Keep only the lines of the data below that contain "Signature", and copy them.

**** Given entries

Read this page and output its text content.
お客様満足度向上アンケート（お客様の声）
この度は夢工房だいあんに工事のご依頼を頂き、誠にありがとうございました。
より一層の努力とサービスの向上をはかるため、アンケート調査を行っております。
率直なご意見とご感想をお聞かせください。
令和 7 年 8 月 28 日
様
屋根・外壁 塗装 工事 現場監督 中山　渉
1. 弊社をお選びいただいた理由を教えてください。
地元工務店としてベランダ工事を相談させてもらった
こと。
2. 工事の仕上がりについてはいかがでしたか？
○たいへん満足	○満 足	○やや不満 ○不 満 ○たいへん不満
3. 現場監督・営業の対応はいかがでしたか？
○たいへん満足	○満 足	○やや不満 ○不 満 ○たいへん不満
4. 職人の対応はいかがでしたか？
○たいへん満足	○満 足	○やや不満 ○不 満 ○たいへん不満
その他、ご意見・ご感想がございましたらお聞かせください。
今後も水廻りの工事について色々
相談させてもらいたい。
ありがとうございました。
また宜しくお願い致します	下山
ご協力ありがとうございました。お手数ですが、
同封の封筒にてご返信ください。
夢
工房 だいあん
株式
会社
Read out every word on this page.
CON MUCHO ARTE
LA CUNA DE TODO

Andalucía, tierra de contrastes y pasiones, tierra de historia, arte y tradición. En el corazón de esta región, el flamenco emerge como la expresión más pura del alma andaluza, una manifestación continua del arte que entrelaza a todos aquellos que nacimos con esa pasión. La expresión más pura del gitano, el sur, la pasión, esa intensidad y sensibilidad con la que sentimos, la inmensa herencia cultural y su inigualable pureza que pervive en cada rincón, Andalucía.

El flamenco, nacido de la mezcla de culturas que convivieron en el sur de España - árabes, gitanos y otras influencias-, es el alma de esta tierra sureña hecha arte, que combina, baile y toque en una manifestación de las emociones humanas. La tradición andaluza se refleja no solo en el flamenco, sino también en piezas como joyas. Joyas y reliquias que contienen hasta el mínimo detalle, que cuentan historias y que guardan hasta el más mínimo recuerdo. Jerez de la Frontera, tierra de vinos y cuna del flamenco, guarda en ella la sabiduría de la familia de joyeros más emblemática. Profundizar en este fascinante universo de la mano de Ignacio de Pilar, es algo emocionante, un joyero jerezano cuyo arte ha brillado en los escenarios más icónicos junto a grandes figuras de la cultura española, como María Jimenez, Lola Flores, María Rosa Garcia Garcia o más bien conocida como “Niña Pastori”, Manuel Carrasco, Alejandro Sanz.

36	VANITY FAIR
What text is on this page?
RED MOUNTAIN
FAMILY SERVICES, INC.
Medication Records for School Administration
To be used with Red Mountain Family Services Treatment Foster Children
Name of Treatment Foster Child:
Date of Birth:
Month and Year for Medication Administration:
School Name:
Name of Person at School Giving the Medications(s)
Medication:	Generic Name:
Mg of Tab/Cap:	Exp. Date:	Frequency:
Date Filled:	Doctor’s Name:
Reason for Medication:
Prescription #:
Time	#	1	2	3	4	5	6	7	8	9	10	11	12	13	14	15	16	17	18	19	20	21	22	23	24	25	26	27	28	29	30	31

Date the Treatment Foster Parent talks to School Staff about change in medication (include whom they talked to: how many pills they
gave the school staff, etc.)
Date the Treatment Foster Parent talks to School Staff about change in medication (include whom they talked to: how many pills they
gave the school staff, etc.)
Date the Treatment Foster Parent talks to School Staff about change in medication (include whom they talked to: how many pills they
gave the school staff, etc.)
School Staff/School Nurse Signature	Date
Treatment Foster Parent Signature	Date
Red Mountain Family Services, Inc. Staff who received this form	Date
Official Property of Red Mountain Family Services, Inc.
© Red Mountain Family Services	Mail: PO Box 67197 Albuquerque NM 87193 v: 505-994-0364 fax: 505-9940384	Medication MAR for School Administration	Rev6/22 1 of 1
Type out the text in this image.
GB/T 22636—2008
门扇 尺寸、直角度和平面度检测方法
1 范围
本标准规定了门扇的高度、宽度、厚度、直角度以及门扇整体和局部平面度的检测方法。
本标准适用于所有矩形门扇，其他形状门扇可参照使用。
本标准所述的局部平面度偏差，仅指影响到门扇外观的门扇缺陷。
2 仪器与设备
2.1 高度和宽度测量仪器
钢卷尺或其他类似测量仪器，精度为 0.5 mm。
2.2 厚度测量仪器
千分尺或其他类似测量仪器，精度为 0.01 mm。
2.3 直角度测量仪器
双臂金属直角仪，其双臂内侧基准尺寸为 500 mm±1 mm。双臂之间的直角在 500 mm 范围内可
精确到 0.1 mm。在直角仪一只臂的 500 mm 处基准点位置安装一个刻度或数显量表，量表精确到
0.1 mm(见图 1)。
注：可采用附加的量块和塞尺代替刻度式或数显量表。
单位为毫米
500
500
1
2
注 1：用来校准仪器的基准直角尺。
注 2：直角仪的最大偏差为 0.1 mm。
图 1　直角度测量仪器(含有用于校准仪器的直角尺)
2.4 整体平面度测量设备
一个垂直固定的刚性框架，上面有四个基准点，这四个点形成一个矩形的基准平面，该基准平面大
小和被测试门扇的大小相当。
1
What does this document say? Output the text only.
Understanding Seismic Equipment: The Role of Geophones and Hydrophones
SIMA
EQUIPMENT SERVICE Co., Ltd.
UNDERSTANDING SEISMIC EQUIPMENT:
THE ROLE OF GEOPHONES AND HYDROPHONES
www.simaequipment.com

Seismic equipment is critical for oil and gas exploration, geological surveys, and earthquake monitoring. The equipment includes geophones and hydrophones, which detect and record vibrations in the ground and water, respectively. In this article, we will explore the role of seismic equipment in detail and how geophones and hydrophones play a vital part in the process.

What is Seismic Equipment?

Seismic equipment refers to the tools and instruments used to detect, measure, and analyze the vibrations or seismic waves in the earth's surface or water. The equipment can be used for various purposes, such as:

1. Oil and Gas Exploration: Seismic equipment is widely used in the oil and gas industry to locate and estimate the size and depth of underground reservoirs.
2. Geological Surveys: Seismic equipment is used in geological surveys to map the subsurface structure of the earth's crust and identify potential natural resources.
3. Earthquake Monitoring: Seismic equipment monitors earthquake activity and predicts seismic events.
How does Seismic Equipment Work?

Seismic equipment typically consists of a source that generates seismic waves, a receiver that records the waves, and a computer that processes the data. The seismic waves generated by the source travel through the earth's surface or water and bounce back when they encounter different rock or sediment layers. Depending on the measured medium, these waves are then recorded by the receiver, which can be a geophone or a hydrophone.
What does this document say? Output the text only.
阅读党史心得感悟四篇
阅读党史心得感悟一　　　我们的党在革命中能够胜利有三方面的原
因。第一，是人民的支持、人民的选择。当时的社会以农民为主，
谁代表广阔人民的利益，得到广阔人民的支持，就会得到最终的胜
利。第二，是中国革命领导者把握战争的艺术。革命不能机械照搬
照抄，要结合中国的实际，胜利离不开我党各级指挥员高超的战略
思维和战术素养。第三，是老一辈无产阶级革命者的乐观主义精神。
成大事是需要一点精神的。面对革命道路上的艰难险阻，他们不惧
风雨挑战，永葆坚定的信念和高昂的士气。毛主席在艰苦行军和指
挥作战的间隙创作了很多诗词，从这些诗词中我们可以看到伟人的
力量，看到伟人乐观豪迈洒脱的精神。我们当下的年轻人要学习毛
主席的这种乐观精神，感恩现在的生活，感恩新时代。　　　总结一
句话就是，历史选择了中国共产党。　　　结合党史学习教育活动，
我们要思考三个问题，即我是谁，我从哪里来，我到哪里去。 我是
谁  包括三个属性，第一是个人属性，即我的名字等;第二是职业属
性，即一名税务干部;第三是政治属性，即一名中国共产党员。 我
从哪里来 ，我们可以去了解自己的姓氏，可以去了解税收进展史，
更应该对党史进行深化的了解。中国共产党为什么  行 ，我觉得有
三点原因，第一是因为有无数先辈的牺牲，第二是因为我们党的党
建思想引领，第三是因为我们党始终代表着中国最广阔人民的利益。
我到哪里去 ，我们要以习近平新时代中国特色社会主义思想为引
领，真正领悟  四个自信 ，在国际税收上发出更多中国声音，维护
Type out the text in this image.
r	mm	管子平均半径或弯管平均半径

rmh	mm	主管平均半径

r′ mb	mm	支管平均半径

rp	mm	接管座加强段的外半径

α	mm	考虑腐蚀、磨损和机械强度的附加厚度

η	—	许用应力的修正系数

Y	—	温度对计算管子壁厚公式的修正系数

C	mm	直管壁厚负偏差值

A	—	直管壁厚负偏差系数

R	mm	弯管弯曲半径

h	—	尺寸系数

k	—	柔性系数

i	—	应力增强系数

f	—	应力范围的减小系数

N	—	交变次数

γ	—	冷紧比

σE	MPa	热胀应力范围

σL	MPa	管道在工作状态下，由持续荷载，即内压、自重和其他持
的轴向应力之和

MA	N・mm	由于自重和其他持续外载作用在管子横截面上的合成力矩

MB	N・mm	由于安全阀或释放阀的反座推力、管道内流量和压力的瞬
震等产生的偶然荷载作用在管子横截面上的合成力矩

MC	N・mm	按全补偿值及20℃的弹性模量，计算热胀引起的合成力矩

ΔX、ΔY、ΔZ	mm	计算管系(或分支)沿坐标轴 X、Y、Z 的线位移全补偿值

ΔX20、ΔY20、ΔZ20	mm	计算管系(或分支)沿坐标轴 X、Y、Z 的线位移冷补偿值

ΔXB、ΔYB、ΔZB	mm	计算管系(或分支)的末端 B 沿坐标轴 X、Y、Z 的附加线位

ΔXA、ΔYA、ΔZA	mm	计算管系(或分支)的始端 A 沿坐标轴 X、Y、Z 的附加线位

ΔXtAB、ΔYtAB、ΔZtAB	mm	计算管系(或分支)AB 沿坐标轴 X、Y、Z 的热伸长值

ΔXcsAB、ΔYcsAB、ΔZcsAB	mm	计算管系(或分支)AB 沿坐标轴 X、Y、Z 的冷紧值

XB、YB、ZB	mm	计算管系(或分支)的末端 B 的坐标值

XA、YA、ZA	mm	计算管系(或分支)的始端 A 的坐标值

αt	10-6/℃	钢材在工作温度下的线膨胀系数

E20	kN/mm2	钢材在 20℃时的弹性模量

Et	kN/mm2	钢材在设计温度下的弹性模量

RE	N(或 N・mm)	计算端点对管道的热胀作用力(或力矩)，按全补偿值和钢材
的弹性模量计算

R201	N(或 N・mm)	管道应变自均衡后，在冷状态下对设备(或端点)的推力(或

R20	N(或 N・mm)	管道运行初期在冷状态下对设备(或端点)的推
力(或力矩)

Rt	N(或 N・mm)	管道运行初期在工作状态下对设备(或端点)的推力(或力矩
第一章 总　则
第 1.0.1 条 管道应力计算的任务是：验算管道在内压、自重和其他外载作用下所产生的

********

● **Result**:
School Staff/School Nurse Signature	Date
Treatment Foster Parent Signature	Date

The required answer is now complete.